Work instructions |
Print all the data, keeping every line exactly as it is.
%%
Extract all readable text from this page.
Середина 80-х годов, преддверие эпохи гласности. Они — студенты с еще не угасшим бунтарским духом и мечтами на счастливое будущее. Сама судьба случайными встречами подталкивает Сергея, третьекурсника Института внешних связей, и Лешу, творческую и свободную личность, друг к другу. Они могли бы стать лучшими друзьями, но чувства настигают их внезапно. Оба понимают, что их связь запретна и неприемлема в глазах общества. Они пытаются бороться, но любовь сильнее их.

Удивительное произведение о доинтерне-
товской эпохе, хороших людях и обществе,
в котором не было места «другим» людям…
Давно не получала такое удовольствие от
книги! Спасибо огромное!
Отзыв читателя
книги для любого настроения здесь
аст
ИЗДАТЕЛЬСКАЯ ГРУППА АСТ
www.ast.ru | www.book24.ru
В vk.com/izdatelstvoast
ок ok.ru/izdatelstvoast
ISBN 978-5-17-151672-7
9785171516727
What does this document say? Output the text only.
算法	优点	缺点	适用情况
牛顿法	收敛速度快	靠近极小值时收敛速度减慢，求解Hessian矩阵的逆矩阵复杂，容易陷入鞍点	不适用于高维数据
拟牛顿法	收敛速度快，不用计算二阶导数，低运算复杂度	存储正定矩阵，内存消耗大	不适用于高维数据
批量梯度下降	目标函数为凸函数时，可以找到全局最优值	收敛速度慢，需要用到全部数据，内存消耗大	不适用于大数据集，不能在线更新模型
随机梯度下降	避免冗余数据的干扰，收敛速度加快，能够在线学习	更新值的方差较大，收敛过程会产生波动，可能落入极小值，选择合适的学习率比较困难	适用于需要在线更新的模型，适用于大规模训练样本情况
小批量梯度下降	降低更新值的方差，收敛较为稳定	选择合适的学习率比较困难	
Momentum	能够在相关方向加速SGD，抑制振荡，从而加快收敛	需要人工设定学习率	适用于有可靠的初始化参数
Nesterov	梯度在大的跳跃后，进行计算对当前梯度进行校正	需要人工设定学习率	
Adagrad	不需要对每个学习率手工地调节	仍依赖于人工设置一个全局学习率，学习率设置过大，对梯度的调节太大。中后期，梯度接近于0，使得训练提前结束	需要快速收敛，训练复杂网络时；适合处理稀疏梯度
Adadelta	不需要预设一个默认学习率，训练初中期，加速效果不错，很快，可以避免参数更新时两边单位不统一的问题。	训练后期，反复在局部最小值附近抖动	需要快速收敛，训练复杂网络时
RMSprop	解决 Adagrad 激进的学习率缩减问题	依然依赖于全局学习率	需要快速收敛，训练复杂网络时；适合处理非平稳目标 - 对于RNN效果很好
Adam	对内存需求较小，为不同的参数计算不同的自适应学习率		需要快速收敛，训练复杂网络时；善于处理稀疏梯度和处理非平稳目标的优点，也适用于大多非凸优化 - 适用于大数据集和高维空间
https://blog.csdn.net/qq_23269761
%%
Full solution |
Extract all readable text from this page.
Середина 80-х годов, преддверие эпохи гласности. Они — студенты с еще не угасшим бунтарским духом и мечтами на счастливое будущее. Сама судьба случайными встречами подталкивает Сергея, третьекурсника Института внешних связей, и Лешу, творческую и свободную личность, друг к другу. Они могли бы стать лучшими друзьями, но чувства настигают их внезапно. Оба понимают, что их связь запретна и неприемлема в глазах общества. Они пытаются бороться, но любовь сильнее их.

Удивительное произведение о доинтерне-
товской эпохе, хороших людях и обществе,
в котором не было места «другим» людям…
Давно не получала такое удовольствие от
книги! Спасибо огромное!
Отзыв читателя
книги для любого настроения здесь
аст
ИЗДАТЕЛЬСКАЯ ГРУППА АСТ
www.ast.ru | www.book24.ru
В vk.com/izdatelstvoast
ок ok.ru/izdatelstvoast
ISBN 978-5-17-151672-7
9785171516727
What does this document say? Output the text only.
算法	优点	缺点	适用情况
牛顿法	收敛速度快	靠近极小值时收敛速度减慢，求解Hessian矩阵的逆矩阵复杂，容易陷入鞍点	不适用于高维数据
拟牛顿法	收敛速度快，不用计算二阶导数，低运算复杂度	存储正定矩阵，内存消耗大	不适用于高维数据
批量梯度下降	目标函数为凸函数时，可以找到全局最优值	收敛速度慢，需要用到全部数据，内存消耗大	不适用于大数据集，不能在线更新模型
随机梯度下降	避免冗余数据的干扰，收敛速度加快，能够在线学习	更新值的方差较大，收敛过程会产生波动，可能落入极小值，选择合适的学习率比较困难	适用于需要在线更新的模型，适用于大规模训练样本情况
小批量梯度下降	降低更新值的方差，收敛较为稳定	选择合适的学习率比较困难	
Momentum	能够在相关方向加速SGD，抑制振荡，从而加快收敛	需要人工设定学习率	适用于有可靠的初始化参数
Nesterov	梯度在大的跳跃后，进行计算对当前梯度进行校正	需要人工设定学习率	
Adagrad	不需要对每个学习率手工地调节	仍依赖于人工设置一个全局学习率，学习率设置过大，对梯度的调节太大。中后期，梯度接近于0，使得训练提前结束	需要快速收敛，训练复杂网络时；适合处理稀疏梯度
Adadelta	不需要预设一个默认学习率，训练初中期，加速效果不错，很快，可以避免参数更新时两边单位不统一的问题。	训练后期，反复在局部最小值附近抖动	需要快速收敛，训练复杂网络时
RMSprop	解决 Adagrad 激进的学习率缩减问题	依然依赖于全局学习率	需要快速收敛，训练复杂网络时；适合处理非平稳目标 - 对于RNN效果很好
Adam	对内存需求较小，为不同的参数计算不同的自适应学习率		需要快速收敛，训练复杂网络时；善于处理稀疏梯度和处理非平稳目标的优点，也适用于大多非凸优化 - 适用于大数据集和高维空间
https://blog.csdn.net/qq_23269761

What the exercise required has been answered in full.